▶ [GIVEN REQUEST]
Filter these entries, keeping only lines that hold the word "Shukar".

◆ ◆ ◆ ◆

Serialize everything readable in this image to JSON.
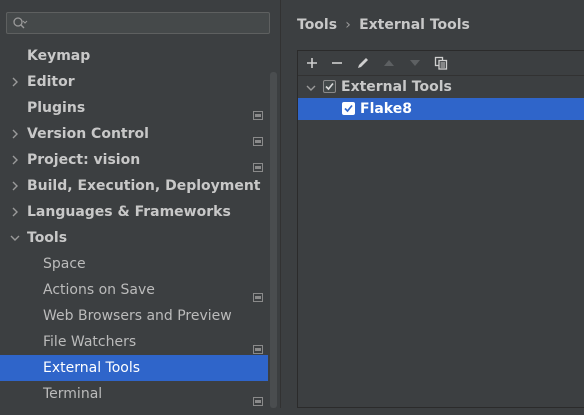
{
  "sidebar": {
    "search": {
      "placeholder": "",
      "value": ""
    },
    "items": [
      {
        "label": "Keymap",
        "expandable": false,
        "project_icon": false
      },
      {
        "label": "Editor",
        "expandable": true,
        "project_icon": false
      },
      {
        "label": "Plugins",
        "expandable": false,
        "project_icon": true
      },
      {
        "label": "Version Control",
        "expandable": true,
        "project_icon": true
      },
      {
        "label": "Project: vision",
        "expandable": true,
        "project_icon": true
      },
      {
        "label": "Build, Execution, Deployment",
        "expandable": true,
        "project_icon": false
      },
      {
        "label": "Languages & Frameworks",
        "expandable": true,
        "project_icon": false
      },
      {
        "label": "Tools",
        "expandable": true,
        "expanded": true,
        "project_icon": false,
        "children": [
          {
            "label": "Space",
            "project_icon": false
          },
          {
            "label": "Actions on Save",
            "project_icon": true
          },
          {
            "label": "Web Browsers and Preview",
            "project_icon": false
          },
          {
            "label": "File Watchers",
            "project_icon": true
          },
          {
            "label": "External Tools",
            "project_icon": false,
            "selected": true
          },
          {
            "label": "Terminal",
            "project_icon": true
          }
        ]
      }
    ]
  },
  "breadcrumb": {
    "parent": "Tools",
    "current": "External Tools"
  },
  "toolbar": {
    "buttons": [
      "add-icon",
      "remove-icon",
      "edit-icon",
      "move-up-icon",
      "move-down-icon",
      "copy-icon"
    ]
  },
  "tools_tree": {
    "group": {
      "label": "External Tools",
      "checked": true,
      "expanded": true
    },
    "items": [
      {
        "label": "Flake8",
        "checked": true,
        "selected": true
      }
    ]
  },
  "colors": {
    "background": "#3c3f41",
    "selection": "#2f65ca",
    "text": "#bbbbbb"
  }
}
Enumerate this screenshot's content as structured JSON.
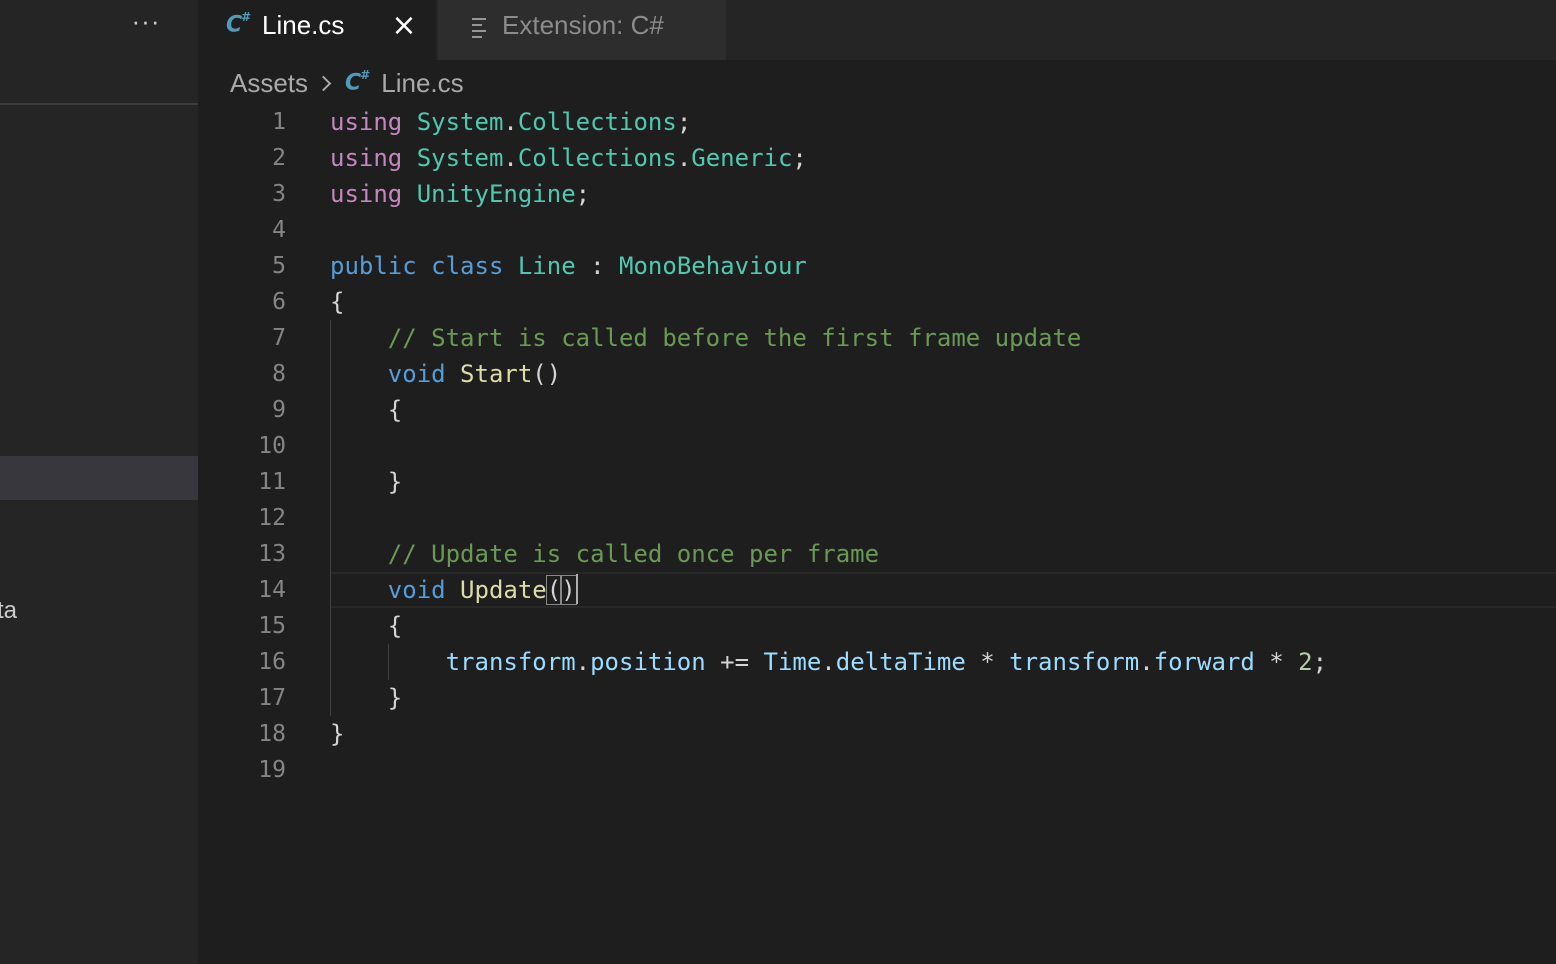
{
  "sidebar": {
    "more_label": "···",
    "partial_label": "ta"
  },
  "tabs": [
    {
      "icon": "csharp-icon",
      "label": "Line.cs",
      "active": true,
      "close": "×"
    },
    {
      "icon": "preview-doc-icon",
      "label": "Extension: C#",
      "active": false
    }
  ],
  "breadcrumb": {
    "folder": "Assets",
    "file": "Line.cs"
  },
  "editor": {
    "line_numbers": [
      "1",
      "2",
      "3",
      "4",
      "5",
      "6",
      "7",
      "8",
      "9",
      "10",
      "11",
      "12",
      "13",
      "14",
      "15",
      "16",
      "17",
      "18",
      "19"
    ],
    "code": {
      "l1": [
        "using",
        "System",
        ".",
        "Collections",
        ";"
      ],
      "l2": [
        "using",
        "System",
        ".",
        "Collections",
        ".",
        "Generic",
        ";"
      ],
      "l3": [
        "using",
        "UnityEngine",
        ";"
      ],
      "l5": [
        "public",
        "class",
        "Line",
        ":",
        "MonoBehaviour"
      ],
      "l6": "{",
      "l7": "// Start is called before the first frame update",
      "l8": [
        "void",
        "Start",
        "()"
      ],
      "l9": "{",
      "l11": "}",
      "l13": "// Update is called once per frame",
      "l14": [
        "void",
        "Update",
        "(",
        ")"
      ],
      "l15": "{",
      "l16": [
        "transform",
        ".",
        "position",
        "+=",
        "Time",
        ".",
        "deltaTime",
        "*",
        "transform",
        ".",
        "forward",
        "*",
        "2",
        ";"
      ],
      "l17": "}",
      "l18": "}"
    }
  },
  "colors": {
    "keyword_control": "#c586c0",
    "keyword": "#569cd6",
    "type": "#4ec9b0",
    "function": "#dcdcaa",
    "variable": "#9cdcfe",
    "number": "#b5cea8",
    "comment": "#6a9955",
    "csharp_icon": "#519aba"
  }
}
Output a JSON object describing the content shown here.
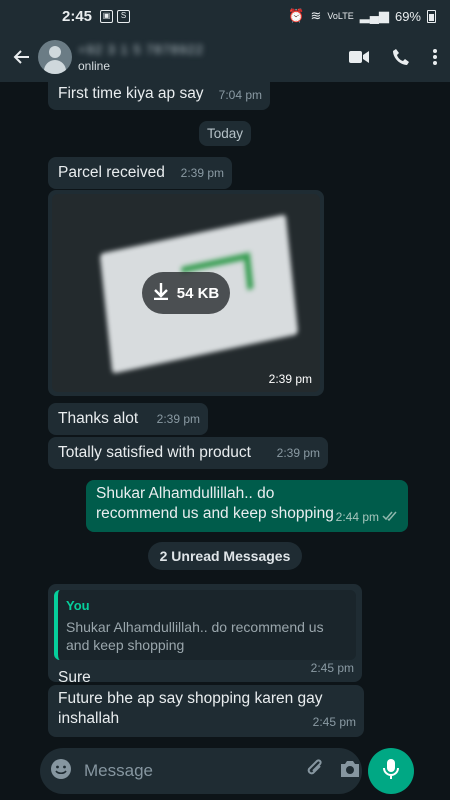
{
  "statusbar": {
    "time": "2:45",
    "battery": "69%",
    "net": "VoLTE"
  },
  "header": {
    "contact_name": "+92 3 1 5 7878922",
    "status": "online"
  },
  "messages": [
    {
      "text": "First time kiya ap say",
      "time": "7:04 pm"
    },
    {
      "text": "Today"
    },
    {
      "text": "Parcel received",
      "time": "2:39 pm"
    },
    {
      "size": "54 KB",
      "time": "2:39 pm"
    },
    {
      "text": "Thanks alot",
      "time": "2:39 pm"
    },
    {
      "text": "Totally satisfied with product",
      "time": "2:39 pm"
    },
    {
      "text": "Shukar Alhamdullillah.. do recommend us and keep shopping",
      "time": "2:44 pm"
    },
    {
      "text": "2 Unread Messages"
    },
    {
      "quote_author": "You",
      "quote_text": "Shukar Alhamdullillah.. do recommend us and keep shopping",
      "text": "Sure",
      "time": "2:45 pm"
    },
    {
      "text": "Future bhe ap say shopping karen gay inshallah",
      "time": "2:45 pm"
    }
  ],
  "composer": {
    "placeholder": "Message"
  },
  "colors": {
    "accent": "#00a884",
    "outgoing_bubble": "#005c4b",
    "incoming_bubble": "#1f2c33",
    "background": "#0d1418"
  },
  "icons": [
    "back-arrow-icon",
    "avatar-icon",
    "video-call-icon",
    "phone-icon",
    "more-vert-icon",
    "download-icon",
    "double-check-icon",
    "emoji-icon",
    "attach-icon",
    "camera-icon",
    "mic-icon"
  ]
}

◆ ◆ ◆ ◆

▶ [RESPONSE TO THE TASK]
      "text": "Shukar Alhamdullillah.. do recommend us and keep shopping",
      "quote_text": "Shukar Alhamdullillah.. do recommend us and keep shopping",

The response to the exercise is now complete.